Given task
Skip the images and copy each record exactly as written.

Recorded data
━━━━

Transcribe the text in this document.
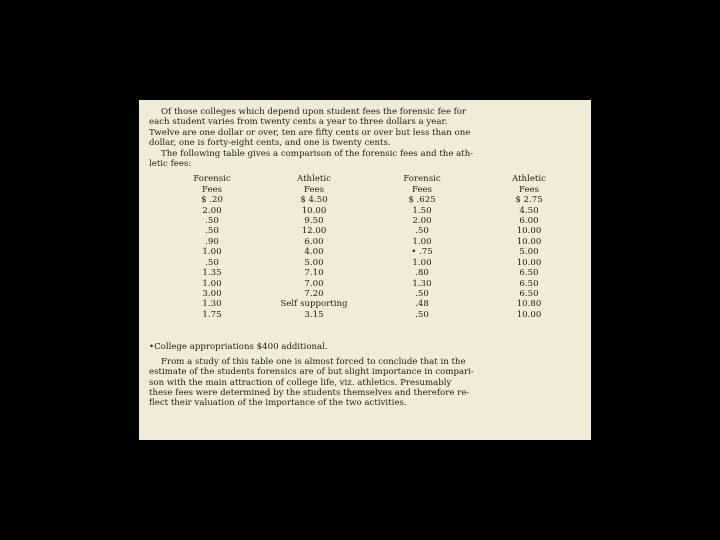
Of those colleges which depend upon student fees the forensic fee for
each student varies from twenty cents a year to three dollars a year.
Twelve are one dollar or over, ten are fifty cents or over but less than one
dollar, one is forty-eight cents, and one is twenty cents.
The following table gives a comparison of the forensic fees and the ath-
letic fees:
Forensic
Fees
$ .20
2.00
.50
.50
.90
1.00
.50
1.35
1.00
3.00
1.30
1.75
Athletic
Fees
$ 4.50
10.00
9.50
12.00
6.00
4.00
5.00
7.10
7.00
7.20
Self supporting
3.15
Forensic
Fees
$ .625
1.50
2.00
.50
1.00
• .75
1.00
.80
1.30
.50
.48
.50
Athletic
Fees
$ 2.75
4.50
6.00
10.00
10.00
5.00
10.00
6.50
6.50
6.50
10.80
10.00
•College appropriations $400 additional.
From a study of this table one is almost forced to conclude that in the
estimate of the students forensics are of but slight importance in compari-
son with the main attraction of college life, viz. athletics. Presumably
these fees were determined by the students themselves and therefore re-
flect their valuation of the importance of the two activities.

━━━━

Solution for this exercise
Transcribe the text in this document.
Of those colleges which depend upon student fees the forensic fee for
each student varies from twenty cents a year to three dollars a year.
Twelve are one dollar or over, ten are fifty cents or over but less than one
dollar, one is forty-eight cents, and one is twenty cents.
The following table gives a comparison of the forensic fees and the ath-
letic fees:
Forensic
Fees
$ .20
2.00
.50
.50
.90
1.00
.50
1.35
1.00
3.00
1.30
1.75
Athletic
Fees
$ 4.50
10.00
9.50
12.00
6.00
4.00
5.00
7.10
7.00
7.20
Self supporting
3.15
Forensic
Fees
$ .625
1.50
2.00
.50
1.00
• .75
1.00
.80
1.30
.50
.48
.50
Athletic
Fees
$ 2.75
4.50
6.00
10.00
10.00
5.00
10.00
6.50
6.50
6.50
10.80
10.00
•College appropriations $400 additional.
From a study of this table one is almost forced to conclude that in the
estimate of the students forensics are of but slight importance in compari-
son with the main attraction of college life, viz. athletics. Presumably
these fees were determined by the students themselves and therefore re-
flect their valuation of the importance of the two activities.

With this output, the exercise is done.